● What is being asked
The entries below should be quoted exactly, with no pictures carried over.

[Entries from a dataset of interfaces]
▬▬▬▬▬▬▬▬▬▬
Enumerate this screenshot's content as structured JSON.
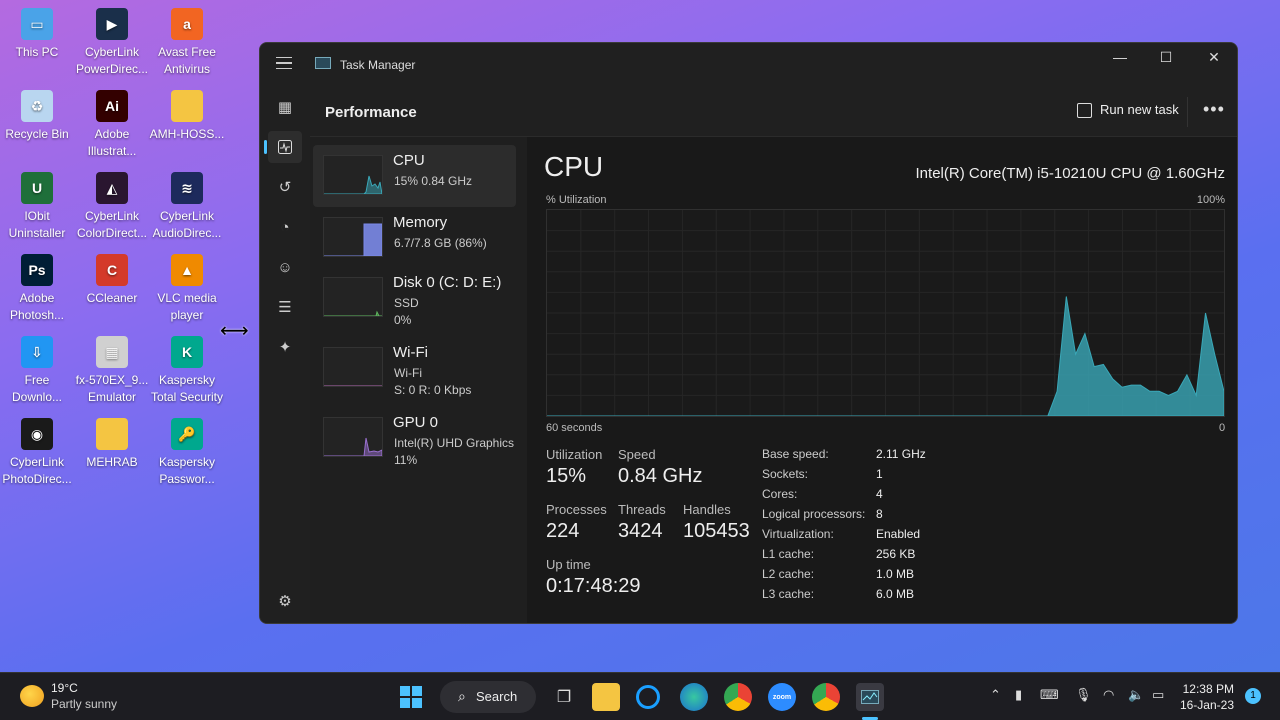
{
  "desktop": {
    "icons": [
      {
        "label": "This PC",
        "color": "#4aa3e8",
        "glyph": "▭"
      },
      {
        "label": "CyberLink PowerDirec...",
        "color": "#1a2f4a",
        "glyph": "▶"
      },
      {
        "label": "Avast Free Antivirus",
        "color": "#f26522",
        "glyph": "a"
      },
      {
        "label": "Recycle Bin",
        "color": "#b9d6f0",
        "glyph": "♻"
      },
      {
        "label": "Adobe Illustrat...",
        "color": "#330000",
        "glyph": "Ai"
      },
      {
        "label": "AMH-HOSS...",
        "color": "#f4c542",
        "glyph": ""
      },
      {
        "label": "IObit Uninstaller",
        "color": "#1f6f3a",
        "glyph": "U"
      },
      {
        "label": "CyberLink ColorDirect...",
        "color": "#2a1630",
        "glyph": "◭"
      },
      {
        "label": "CyberLink AudioDirec...",
        "color": "#1d2a5c",
        "glyph": "≋"
      },
      {
        "label": "Adobe Photosh...",
        "color": "#001e36",
        "glyph": "Ps"
      },
      {
        "label": "CCleaner",
        "color": "#d43a2a",
        "glyph": "C"
      },
      {
        "label": "VLC media player",
        "color": "#f08a00",
        "glyph": "▲"
      },
      {
        "label": "Free Downlo...",
        "color": "#2196f3",
        "glyph": "⇩"
      },
      {
        "label": "fx-570EX_9... Emulator",
        "color": "#d0d0d0",
        "glyph": "▦"
      },
      {
        "label": "Kaspersky Total Security",
        "color": "#00a88e",
        "glyph": "K"
      },
      {
        "label": "CyberLink PhotoDirec...",
        "color": "#1a1a1a",
        "glyph": "◉"
      },
      {
        "label": "MEHRAB",
        "color": "#f4c542",
        "glyph": ""
      },
      {
        "label": "Kaspersky Passwor...",
        "color": "#00a88e",
        "glyph": "🔑"
      }
    ]
  },
  "window": {
    "title": "Task Manager",
    "header": "Performance",
    "run_new_task": "Run new task",
    "more": "•••",
    "minimize": "—",
    "maximize": "☐",
    "close": "✕"
  },
  "sidebar_icons": [
    "processes-icon",
    "performance-icon",
    "app-history-icon",
    "startup-apps-icon",
    "users-icon",
    "details-icon",
    "services-icon",
    "settings-icon"
  ],
  "devices": [
    {
      "name": "CPU",
      "sub1": "15%  0.84 GHz",
      "sub2": "",
      "color": "#3aa8b8"
    },
    {
      "name": "Memory",
      "sub1": "6.7/7.8 GB (86%)",
      "sub2": "",
      "color": "#7b8ae8"
    },
    {
      "name": "Disk 0 (C: D: E:)",
      "sub1": "SSD",
      "sub2": "0%",
      "color": "#5fb85f"
    },
    {
      "name": "Wi-Fi",
      "sub1": "Wi-Fi",
      "sub2": "S: 0  R: 0 Kbps",
      "color": "#b06ab0"
    },
    {
      "name": "GPU 0",
      "sub1": "Intel(R) UHD Graphics",
      "sub2": "11%",
      "color": "#9a70d0"
    }
  ],
  "cpu": {
    "title": "CPU",
    "model": "Intel(R) Core(TM) i5-10210U CPU @ 1.60GHz",
    "util_label": "% Utilization",
    "max_label": "100%",
    "time_label": "60 seconds",
    "zero_label": "0",
    "stats": {
      "utilization_label": "Utilization",
      "utilization": "15%",
      "speed_label": "Speed",
      "speed": "0.84 GHz",
      "processes_label": "Processes",
      "processes": "224",
      "threads_label": "Threads",
      "threads": "3424",
      "handles_label": "Handles",
      "handles": "105453",
      "uptime_label": "Up time",
      "uptime": "0:17:48:29"
    },
    "specs": [
      {
        "k": "Base speed:",
        "v": "2.11 GHz"
      },
      {
        "k": "Sockets:",
        "v": "1"
      },
      {
        "k": "Cores:",
        "v": "4"
      },
      {
        "k": "Logical processors:",
        "v": "8"
      },
      {
        "k": "Virtualization:",
        "v": "Enabled"
      },
      {
        "k": "L1 cache:",
        "v": "256 KB"
      },
      {
        "k": "L2 cache:",
        "v": "1.0 MB"
      },
      {
        "k": "L3 cache:",
        "v": "6.0 MB"
      }
    ]
  },
  "chart_data": {
    "type": "area",
    "title": "",
    "xlabel": "60 seconds",
    "ylabel": "% Utilization",
    "ylim": [
      0,
      100
    ],
    "series": [
      {
        "values": [
          0,
          0,
          0,
          0,
          0,
          0,
          0,
          0,
          0,
          0,
          0,
          0,
          0,
          0,
          0,
          0,
          0,
          0,
          0,
          0,
          0,
          0,
          0,
          0,
          0,
          0,
          0,
          0,
          0,
          0,
          0,
          0,
          0,
          0,
          0,
          0,
          0,
          0,
          0,
          0,
          0,
          0,
          0,
          0,
          0,
          0,
          0,
          0,
          0,
          0,
          0,
          0,
          0,
          0,
          0,
          12,
          58,
          30,
          40,
          24,
          25,
          18,
          14,
          15,
          15,
          12,
          12,
          10,
          12,
          20,
          10,
          50,
          30,
          12
        ]
      }
    ],
    "color": "#3aa8b8"
  },
  "taskbar": {
    "weather_temp": "19°C",
    "weather_desc": "Partly sunny",
    "search": "Search",
    "time": "12:38 PM",
    "date": "16-Jan-23",
    "notif": "1"
  }
}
▬▬▬▬▬▬▬▬▬▬
● Answer for this exercise
Enumerate this screenshot's content as structured JSON.
{
  "desktop": {
    "icons": [
      {
        "label": "This PC",
        "color": "#4aa3e8",
        "glyph": "▭"
      },
      {
        "label": "CyberLink PowerDirec...",
        "color": "#1a2f4a",
        "glyph": "▶"
      },
      {
        "label": "Avast Free Antivirus",
        "color": "#f26522",
        "glyph": "a"
      },
      {
        "label": "Recycle Bin",
        "color": "#b9d6f0",
        "glyph": "♻"
      },
      {
        "label": "Adobe Illustrat...",
        "color": "#330000",
        "glyph": "Ai"
      },
      {
        "label": "AMH-HOSS...",
        "color": "#f4c542",
        "glyph": ""
      },
      {
        "label": "IObit Uninstaller",
        "color": "#1f6f3a",
        "glyph": "U"
      },
      {
        "label": "CyberLink ColorDirect...",
        "color": "#2a1630",
        "glyph": "◭"
      },
      {
        "label": "CyberLink AudioDirec...",
        "color": "#1d2a5c",
        "glyph": "≋"
      },
      {
        "label": "Adobe Photosh...",
        "color": "#001e36",
        "glyph": "Ps"
      },
      {
        "label": "CCleaner",
        "color": "#d43a2a",
        "glyph": "C"
      },
      {
        "label": "VLC media player",
        "color": "#f08a00",
        "glyph": "▲"
      },
      {
        "label": "Free Downlo...",
        "color": "#2196f3",
        "glyph": "⇩"
      },
      {
        "label": "fx-570EX_9... Emulator",
        "color": "#d0d0d0",
        "glyph": "▦"
      },
      {
        "label": "Kaspersky Total Security",
        "color": "#00a88e",
        "glyph": "K"
      },
      {
        "label": "CyberLink PhotoDirec...",
        "color": "#1a1a1a",
        "glyph": "◉"
      },
      {
        "label": "MEHRAB",
        "color": "#f4c542",
        "glyph": ""
      },
      {
        "label": "Kaspersky Passwor...",
        "color": "#00a88e",
        "glyph": "🔑"
      }
    ]
  },
  "window": {
    "title": "Task Manager",
    "header": "Performance",
    "run_new_task": "Run new task",
    "more": "•••",
    "minimize": "—",
    "maximize": "☐",
    "close": "✕"
  },
  "sidebar_icons": [
    "processes-icon",
    "performance-icon",
    "app-history-icon",
    "startup-apps-icon",
    "users-icon",
    "details-icon",
    "services-icon",
    "settings-icon"
  ],
  "devices": [
    {
      "name": "CPU",
      "sub1": "15%  0.84 GHz",
      "sub2": "",
      "color": "#3aa8b8"
    },
    {
      "name": "Memory",
      "sub1": "6.7/7.8 GB (86%)",
      "sub2": "",
      "color": "#7b8ae8"
    },
    {
      "name": "Disk 0 (C: D: E:)",
      "sub1": "SSD",
      "sub2": "0%",
      "color": "#5fb85f"
    },
    {
      "name": "Wi-Fi",
      "sub1": "Wi-Fi",
      "sub2": "S: 0  R: 0 Kbps",
      "color": "#b06ab0"
    },
    {
      "name": "GPU 0",
      "sub1": "Intel(R) UHD Graphics",
      "sub2": "11%",
      "color": "#9a70d0"
    }
  ],
  "cpu": {
    "title": "CPU",
    "model": "Intel(R) Core(TM) i5-10210U CPU @ 1.60GHz",
    "util_label": "% Utilization",
    "max_label": "100%",
    "time_label": "60 seconds",
    "zero_label": "0",
    "stats": {
      "utilization_label": "Utilization",
      "utilization": "15%",
      "speed_label": "Speed",
      "speed": "0.84 GHz",
      "processes_label": "Processes",
      "processes": "224",
      "threads_label": "Threads",
      "threads": "3424",
      "handles_label": "Handles",
      "handles": "105453",
      "uptime_label": "Up time",
      "uptime": "0:17:48:29"
    },
    "specs": [
      {
        "k": "Base speed:",
        "v": "2.11 GHz"
      },
      {
        "k": "Sockets:",
        "v": "1"
      },
      {
        "k": "Cores:",
        "v": "4"
      },
      {
        "k": "Logical processors:",
        "v": "8"
      },
      {
        "k": "Virtualization:",
        "v": "Enabled"
      },
      {
        "k": "L1 cache:",
        "v": "256 KB"
      },
      {
        "k": "L2 cache:",
        "v": "1.0 MB"
      },
      {
        "k": "L3 cache:",
        "v": "6.0 MB"
      }
    ]
  },
  "chart_data": {
    "type": "area",
    "title": "",
    "xlabel": "60 seconds",
    "ylabel": "% Utilization",
    "ylim": [
      0,
      100
    ],
    "series": [
      {
        "values": [
          0,
          0,
          0,
          0,
          0,
          0,
          0,
          0,
          0,
          0,
          0,
          0,
          0,
          0,
          0,
          0,
          0,
          0,
          0,
          0,
          0,
          0,
          0,
          0,
          0,
          0,
          0,
          0,
          0,
          0,
          0,
          0,
          0,
          0,
          0,
          0,
          0,
          0,
          0,
          0,
          0,
          0,
          0,
          0,
          0,
          0,
          0,
          0,
          0,
          0,
          0,
          0,
          0,
          0,
          0,
          12,
          58,
          30,
          40,
          24,
          25,
          18,
          14,
          15,
          15,
          12,
          12,
          10,
          12,
          20,
          10,
          50,
          30,
          12
        ]
      }
    ],
    "color": "#3aa8b8"
  },
  "taskbar": {
    "weather_temp": "19°C",
    "weather_desc": "Partly sunny",
    "search": "Search",
    "time": "12:38 PM",
    "date": "16-Jan-23",
    "notif": "1"
  }
}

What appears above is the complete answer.